DataHub DataHub Basics, 18 Feb 2022

Previous Meeting Next Meeting

⏯

youtube image

►

From YouTube: DataHub 101: Data Profiling

Description

Maggie Hays and Tamás Németh (Acryl Data) provides an overview of Data Profiling and Usage Stats in DataHub during the January 2022 Town Hall.

Learn more about DataHub: https://datahubproject.io
Join us on Slack: http://slack.datahubproject.io
Follow us on Twitter: https://twitter.com/datahubproject

A

Now we're going to move we're going to switch gears a little bit and talk the basics, so um one of the one of my personal uh favorite features within data hub is our ability to quickly view kind of the the profile of a data set, the kind of shape of the data to really kind of minimize the amount of ad hoc discovery you need to do within it. You can just kind of get a glance at what that data looks like so tamash and I are going to give you a rundown of all things.

A

Data, profiling and usage sets within data hub. So, let's just start with the basics. Why do we care about data profiling? um So I think the main driver here is answering questions around. Can I trust this data set? Is it fresh? How large is it? Are there dupes? I need to worry about. Are there no values? I need to worry about, uh what's actually meaningful about this, so what's uh what's what character column is going to be a unique identifier versus a categorical variable that I can uh kind of pivot the data around?

A

How is this data changed over time? Is it consistent? Are there time series issues I need to think about, and a lot of these can be answered just looking at the stats page in a uh in a data set entity and data hub.

A

So um what you'll see here is a sample data set and um in our stats tab you'll see a quick uh kind of like high level view of all stats related to this table. So I can start to answer by looking at the latest stats or historical stats. uh What does this data look like now versus some time in the past, so has it evolved over time? How large is this data set?

A

Am I dealing with a ton of records that I'm going to need to think about kind of like query, performance or kind of processing time, or is it small and I can just kind of zoom right through it? How up to date? Is this data when's the last time that it changed when's the last time that it was updated um just to give me a sense of kind of data freshness there, um the kind of like zooming in on uh the output?

• **STORED ROWS**
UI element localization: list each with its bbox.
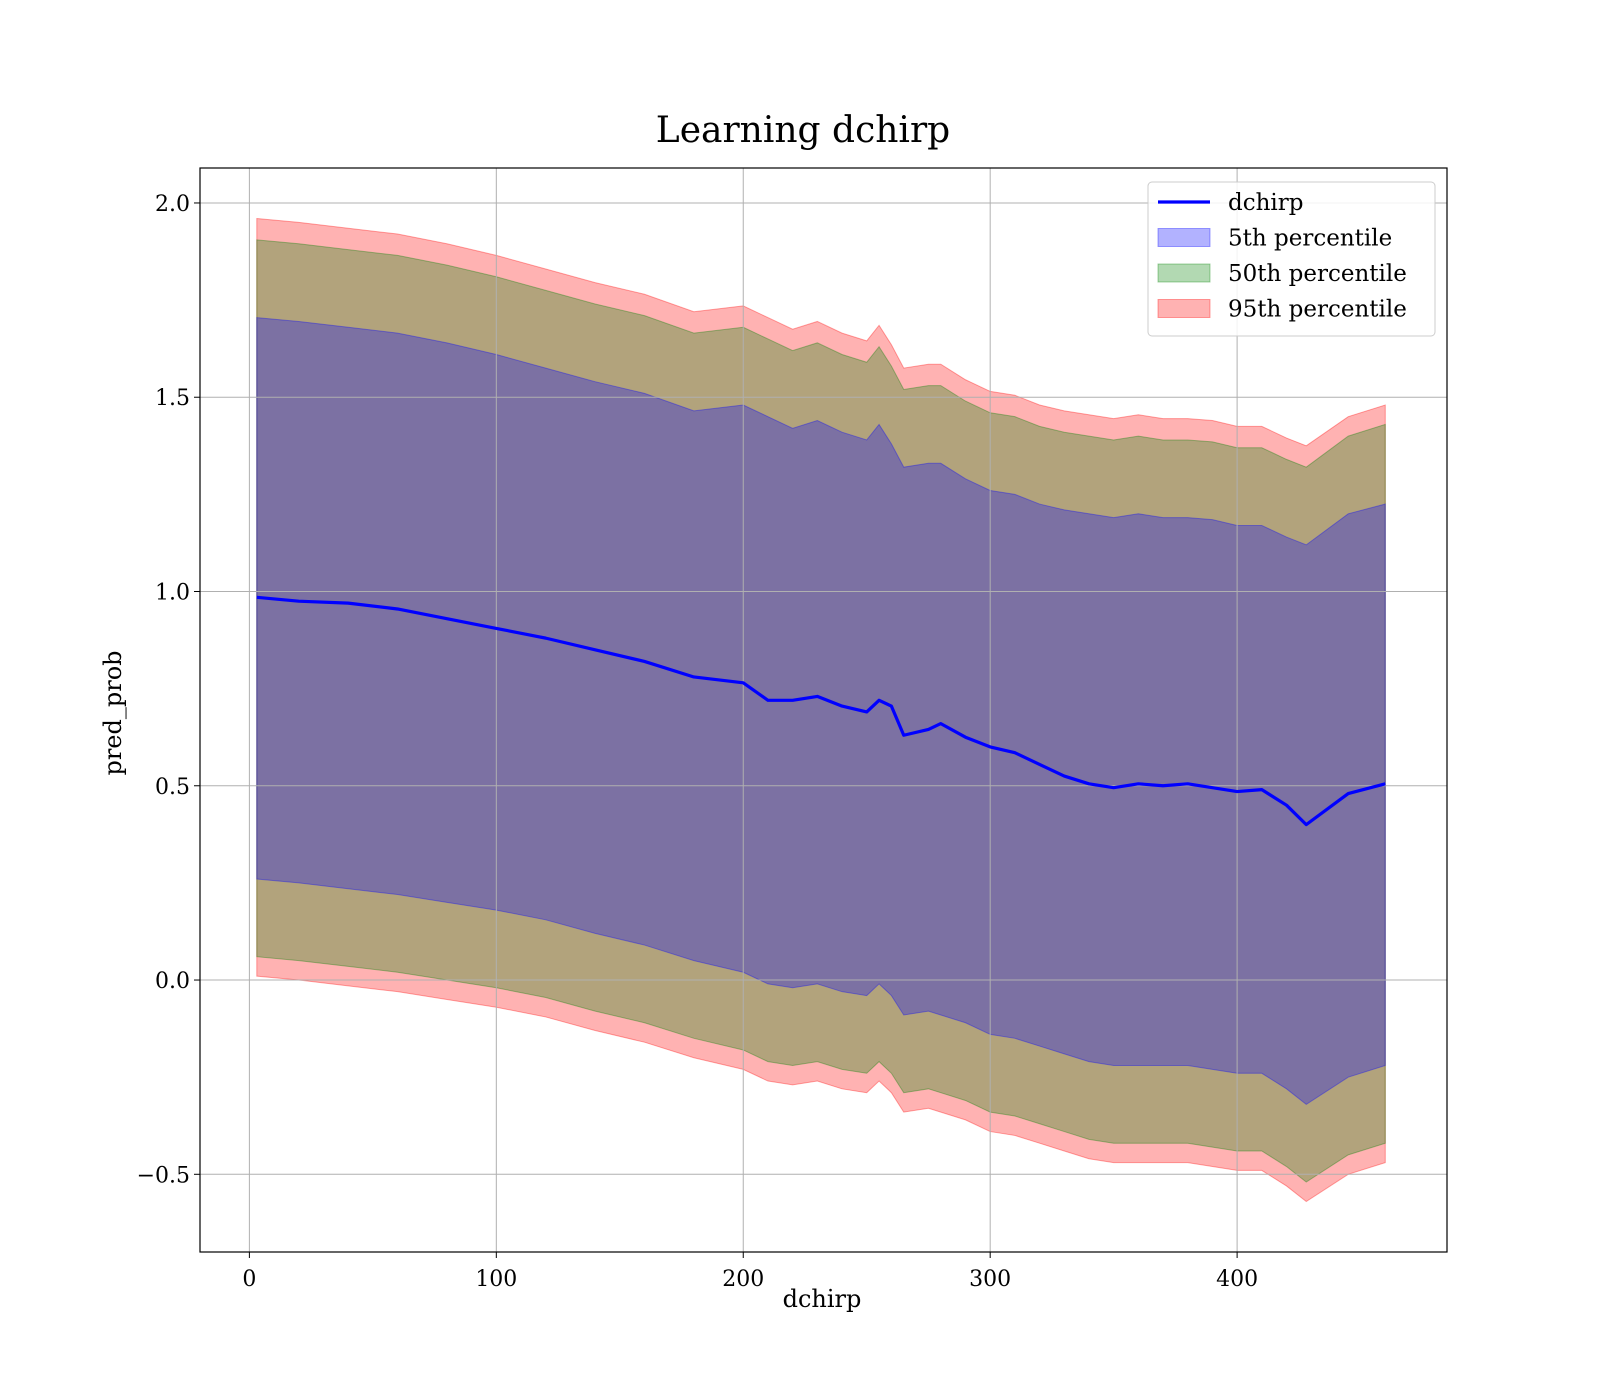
--
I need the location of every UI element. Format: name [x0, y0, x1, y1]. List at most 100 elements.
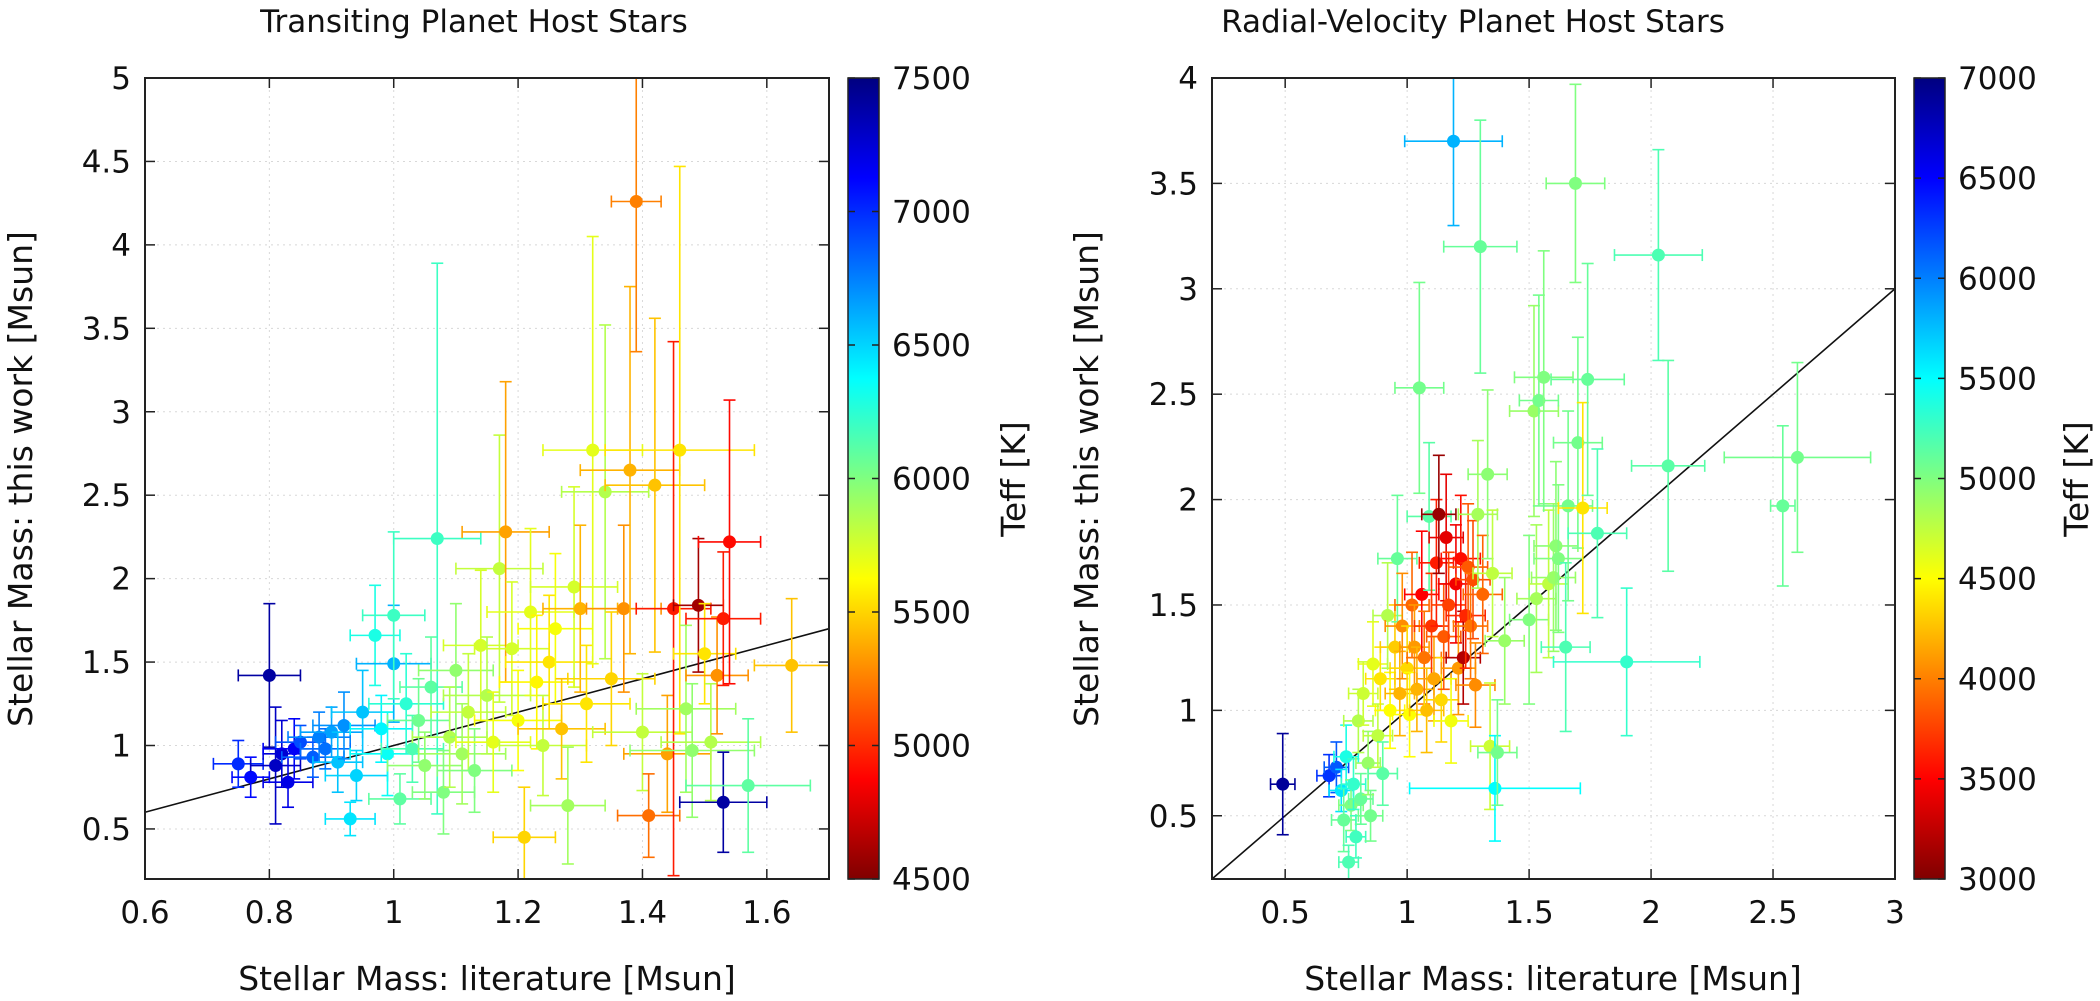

• **THE REQUEST**
According to the DataHub data profiling page, at which event did Maggie Hays and Tamás Németh give their overview?

• **TASK RESULT**
The January 2022 Town Hall.